[Collected data entries]
********************

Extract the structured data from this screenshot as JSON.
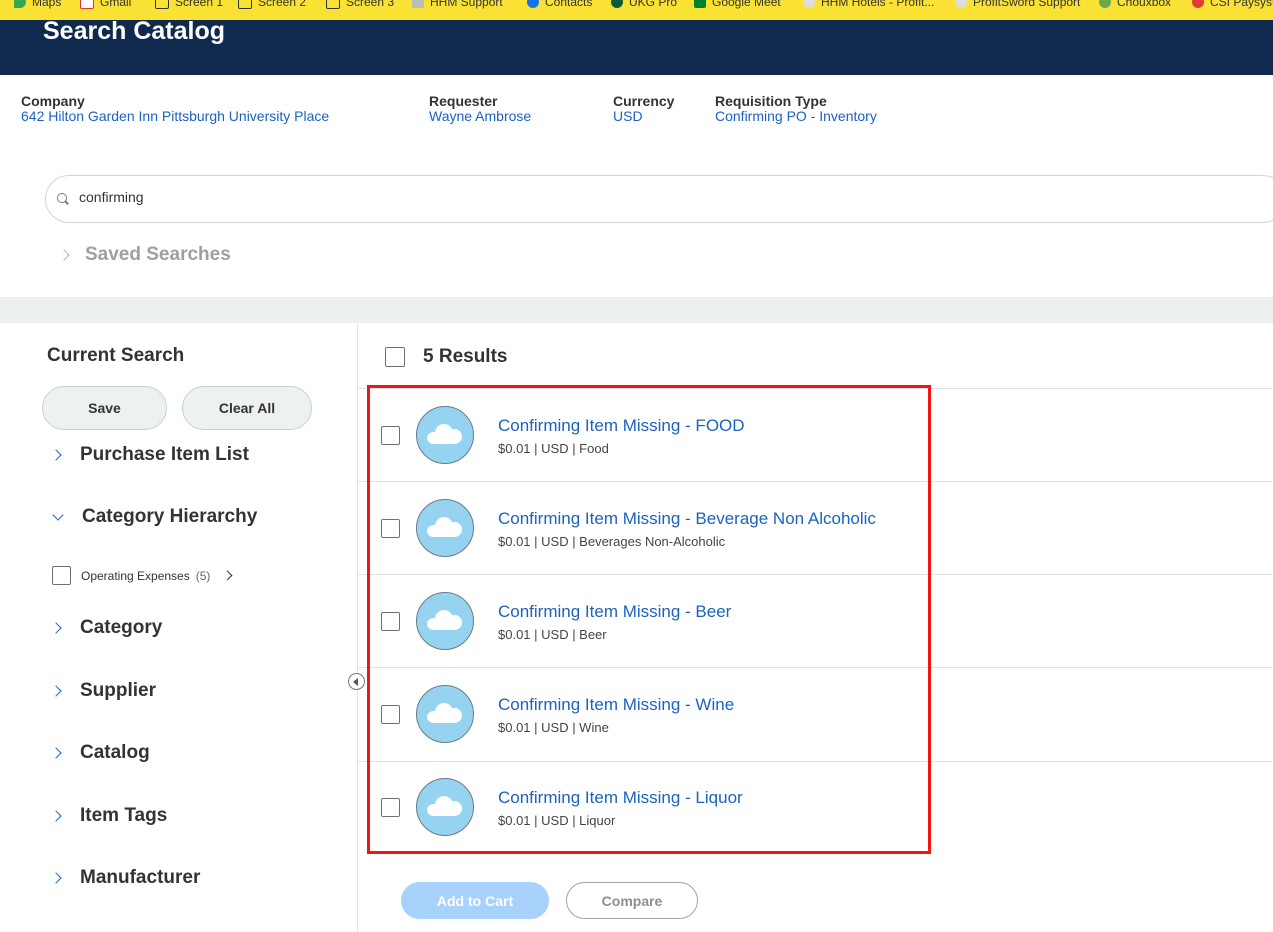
{
  "bookmarks": [
    {
      "label": "Maps",
      "icon": "maps-icon",
      "color": "#34a853"
    },
    {
      "label": "Gmail",
      "icon": "gmail-icon",
      "color": "#ffffff"
    },
    {
      "label": "Screen 1",
      "icon": "folder-icon",
      "color": "#f9e233"
    },
    {
      "label": "Screen 2",
      "icon": "folder-icon",
      "color": "#f9e233"
    },
    {
      "label": "Screen 3",
      "icon": "folder-icon",
      "color": "#f9e233"
    },
    {
      "label": "HHM Support",
      "icon": "hhm-icon",
      "color": "#bbbbbb"
    },
    {
      "label": "Contacts",
      "icon": "contacts-icon",
      "color": "#1a73e8"
    },
    {
      "label": "UKG Pro",
      "icon": "ukg-icon",
      "color": "#0b5c3a"
    },
    {
      "label": "Google Meet",
      "icon": "meet-icon",
      "color": "#00832d"
    },
    {
      "label": "HHM Hotels - Profit...",
      "icon": "hhm-hotels-icon",
      "color": "#dddddd"
    },
    {
      "label": "ProfitSword Support",
      "icon": "profitsword-icon",
      "color": "#dddddd"
    },
    {
      "label": "Chouxbox",
      "icon": "chouxbox-icon",
      "color": "#6aa84f"
    },
    {
      "label": "CSI Paysyste",
      "icon": "csi-icon",
      "color": "#e53935"
    }
  ],
  "header": {
    "title": "Search Catalog"
  },
  "info": {
    "company": {
      "label": "Company",
      "value": "642 Hilton Garden Inn Pittsburgh University Place"
    },
    "requester": {
      "label": "Requester",
      "value": "Wayne Ambrose"
    },
    "currency": {
      "label": "Currency",
      "value": "USD"
    },
    "requisition_type": {
      "label": "Requisition Type",
      "value": "Confirming PO - Inventory"
    }
  },
  "search": {
    "value": "confirming"
  },
  "saved_searches": "Saved Searches",
  "sidebar": {
    "title": "Current Search",
    "save_label": "Save",
    "clear_label": "Clear All",
    "facets": {
      "purchase_item_list": "Purchase Item List",
      "category_hierarchy": "Category Hierarchy",
      "category": "Category",
      "supplier": "Supplier",
      "catalog": "Catalog",
      "item_tags": "Item Tags",
      "manufacturer": "Manufacturer"
    },
    "category_option": {
      "label": "Operating Expenses",
      "count": "(5)"
    }
  },
  "results": {
    "count_label": "5 Results",
    "items": [
      {
        "name": "Confirming Item Missing - FOOD",
        "meta": "$0.01 | USD | Food"
      },
      {
        "name": "Confirming Item Missing - Beverage Non Alcoholic",
        "meta": "$0.01 | USD | Beverages Non-Alcoholic"
      },
      {
        "name": "Confirming Item Missing - Beer",
        "meta": "$0.01 | USD | Beer"
      },
      {
        "name": "Confirming Item Missing - Wine",
        "meta": "$0.01 | USD | Wine"
      },
      {
        "name": "Confirming Item Missing - Liquor",
        "meta": "$0.01 | USD | Liquor"
      }
    ]
  },
  "footer": {
    "add_to_cart": "Add to Cart",
    "compare": "Compare"
  },
  "colors": {
    "header": "#102a4f",
    "link": "#1b62c2",
    "highlight": "#f21515",
    "thumb": "#95d3f0"
  }
}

********************

■ REQUEST ■
Pull every line containing "title" from the material above.

■ RESULT ■
    "title": "Search Catalog"
    "title": "Current Search",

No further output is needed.